» **EXERCISE BRIEF**: Exactly as they appear, output all of the records. Skip any images.

━━━━━━

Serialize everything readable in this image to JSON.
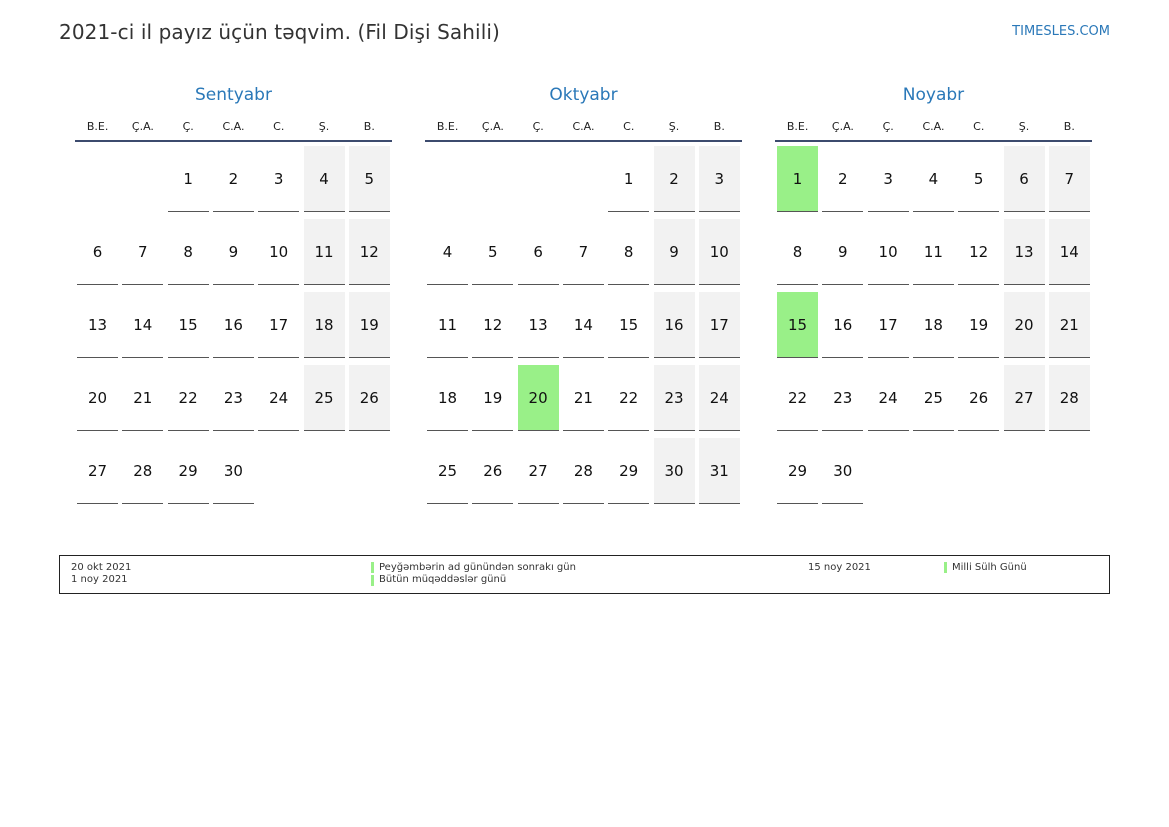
{
  "header": {
    "title": "2021-ci il payız üçün təqvim. (Fil Dişi Sahili)",
    "site": "TIMESLES.COM"
  },
  "weekdays": [
    "B.E.",
    "Ç.A.",
    "Ç.",
    "C.A.",
    "C.",
    "Ş.",
    "B."
  ],
  "colors": {
    "accent": "#2a78b8",
    "holiday": "#99f088",
    "weekend": "#f2f2f2"
  },
  "months": [
    {
      "name": "Sentyabr",
      "start_weekday": 2,
      "days": 30,
      "holidays": []
    },
    {
      "name": "Oktyabr",
      "start_weekday": 4,
      "days": 31,
      "holidays": [
        20
      ]
    },
    {
      "name": "Noyabr",
      "start_weekday": 0,
      "days": 30,
      "holidays": [
        1,
        15
      ]
    }
  ],
  "legend": {
    "left": [
      {
        "date": "20 okt 2021",
        "label": "Peyğəmbərin ad günündən sonrakı gün"
      },
      {
        "date": "1 noy 2021",
        "label": "Bütün müqəddəslər günü"
      }
    ],
    "right": [
      {
        "date": "15 noy 2021",
        "label": "Milli Sülh Günü"
      }
    ]
  }
}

━━━━━━

» **ANSWER TO THIS EXERCISE**:
Serialize everything readable in this image to JSON.
{
  "header": {
    "title": "2021-ci il payız üçün təqvim. (Fil Dişi Sahili)",
    "site": "TIMESLES.COM"
  },
  "weekdays": [
    "B.E.",
    "Ç.A.",
    "Ç.",
    "C.A.",
    "C.",
    "Ş.",
    "B."
  ],
  "colors": {
    "accent": "#2a78b8",
    "holiday": "#99f088",
    "weekend": "#f2f2f2"
  },
  "months": [
    {
      "name": "Sentyabr",
      "start_weekday": 2,
      "days": 30,
      "holidays": []
    },
    {
      "name": "Oktyabr",
      "start_weekday": 4,
      "days": 31,
      "holidays": [
        20
      ]
    },
    {
      "name": "Noyabr",
      "start_weekday": 0,
      "days": 30,
      "holidays": [
        1,
        15
      ]
    }
  ],
  "legend": {
    "left": [
      {
        "date": "20 okt 2021",
        "label": "Peyğəmbərin ad günündən sonrakı gün"
      },
      {
        "date": "1 noy 2021",
        "label": "Bütün müqəddəslər günü"
      }
    ],
    "right": [
      {
        "date": "15 noy 2021",
        "label": "Milli Sülh Günü"
      }
    ]
  }
}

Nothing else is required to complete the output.